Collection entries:
──────────────────────────────

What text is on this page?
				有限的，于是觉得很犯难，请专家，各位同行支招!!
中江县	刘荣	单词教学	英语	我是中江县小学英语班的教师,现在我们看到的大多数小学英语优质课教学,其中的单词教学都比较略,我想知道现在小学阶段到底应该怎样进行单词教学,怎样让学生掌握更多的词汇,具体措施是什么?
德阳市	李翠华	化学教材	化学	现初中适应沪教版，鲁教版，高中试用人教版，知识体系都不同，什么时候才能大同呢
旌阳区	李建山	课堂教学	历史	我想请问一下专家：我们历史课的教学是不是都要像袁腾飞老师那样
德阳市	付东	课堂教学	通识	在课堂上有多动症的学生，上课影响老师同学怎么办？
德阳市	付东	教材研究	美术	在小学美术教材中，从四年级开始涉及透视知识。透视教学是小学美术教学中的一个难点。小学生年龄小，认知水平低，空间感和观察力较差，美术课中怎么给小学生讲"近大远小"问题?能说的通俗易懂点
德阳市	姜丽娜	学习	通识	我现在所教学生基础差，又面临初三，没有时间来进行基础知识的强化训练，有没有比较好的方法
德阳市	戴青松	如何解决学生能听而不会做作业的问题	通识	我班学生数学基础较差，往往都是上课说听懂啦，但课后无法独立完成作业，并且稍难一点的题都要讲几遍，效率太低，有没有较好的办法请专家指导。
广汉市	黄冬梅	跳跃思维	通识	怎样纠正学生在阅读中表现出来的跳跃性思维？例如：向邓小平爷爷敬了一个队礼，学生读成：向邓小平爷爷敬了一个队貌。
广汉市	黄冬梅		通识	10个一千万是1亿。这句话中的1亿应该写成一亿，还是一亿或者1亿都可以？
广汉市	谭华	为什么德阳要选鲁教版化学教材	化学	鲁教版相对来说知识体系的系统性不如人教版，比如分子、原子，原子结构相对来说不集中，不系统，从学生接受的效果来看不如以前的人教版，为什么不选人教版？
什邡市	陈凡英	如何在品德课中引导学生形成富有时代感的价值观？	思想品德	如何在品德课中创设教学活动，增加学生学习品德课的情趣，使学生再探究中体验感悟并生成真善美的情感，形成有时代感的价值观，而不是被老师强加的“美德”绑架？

──────────────────────────────

**Work to be completed**: Type out the full listing again, exactly as given.

**Answer**:
What text is on this page?
				有限的，于是觉得很犯难，请专家，各位同行支招!!
中江县	刘荣	单词教学	英语	我是中江县小学英语班的教师,现在我们看到的大多数小学英语优质课教学,其中的单词教学都比较略,我想知道现在小学阶段到底应该怎样进行单词教学,怎样让学生掌握更多的词汇,具体措施是什么?
德阳市	李翠华	化学教材	化学	现初中适应沪教版，鲁教版，高中试用人教版，知识体系都不同，什么时候才能大同呢
旌阳区	李建山	课堂教学	历史	我想请问一下专家：我们历史课的教学是不是都要像袁腾飞老师那样
德阳市	付东	课堂教学	通识	在课堂上有多动症的学生，上课影响老师同学怎么办？
德阳市	付东	教材研究	美术	在小学美术教材中，从四年级开始涉及透视知识。透视教学是小学美术教学中的一个难点。小学生年龄小，认知水平低，空间感和观察力较差，美术课中怎么给小学生讲"近大远小"问题?能说的通俗易懂点
德阳市	姜丽娜	学习	通识	我现在所教学生基础差，又面临初三，没有时间来进行基础知识的强化训练，有没有比较好的方法
德阳市	戴青松	如何解决学生能听而不会做作业的问题	通识	我班学生数学基础较差，往往都是上课说听懂啦，但课后无法独立完成作业，并且稍难一点的题都要讲几遍，效率太低，有没有较好的办法请专家指导。
广汉市	黄冬梅	跳跃思维	通识	怎样纠正学生在阅读中表现出来的跳跃性思维？例如：向邓小平爷爷敬了一个队礼，学生读成：向邓小平爷爷敬了一个队貌。
广汉市	黄冬梅		通识	10个一千万是1亿。这句话中的1亿应该写成一亿，还是一亿或者1亿都可以？
广汉市	谭华	为什么德阳要选鲁教版化学教材	化学	鲁教版相对来说知识体系的系统性不如人教版，比如分子、原子，原子结构相对来说不集中，不系统，从学生接受的效果来看不如以前的人教版，为什么不选人教版？
什邡市	陈凡英	如何在品德课中引导学生形成富有时代感的价值观？	思想品德	如何在品德课中创设教学活动，增加学生学习品德课的情趣，使学生再探究中体验感悟并生成真善美的情感，形成有时代感的价值观，而不是被老师强加的“美德”绑架？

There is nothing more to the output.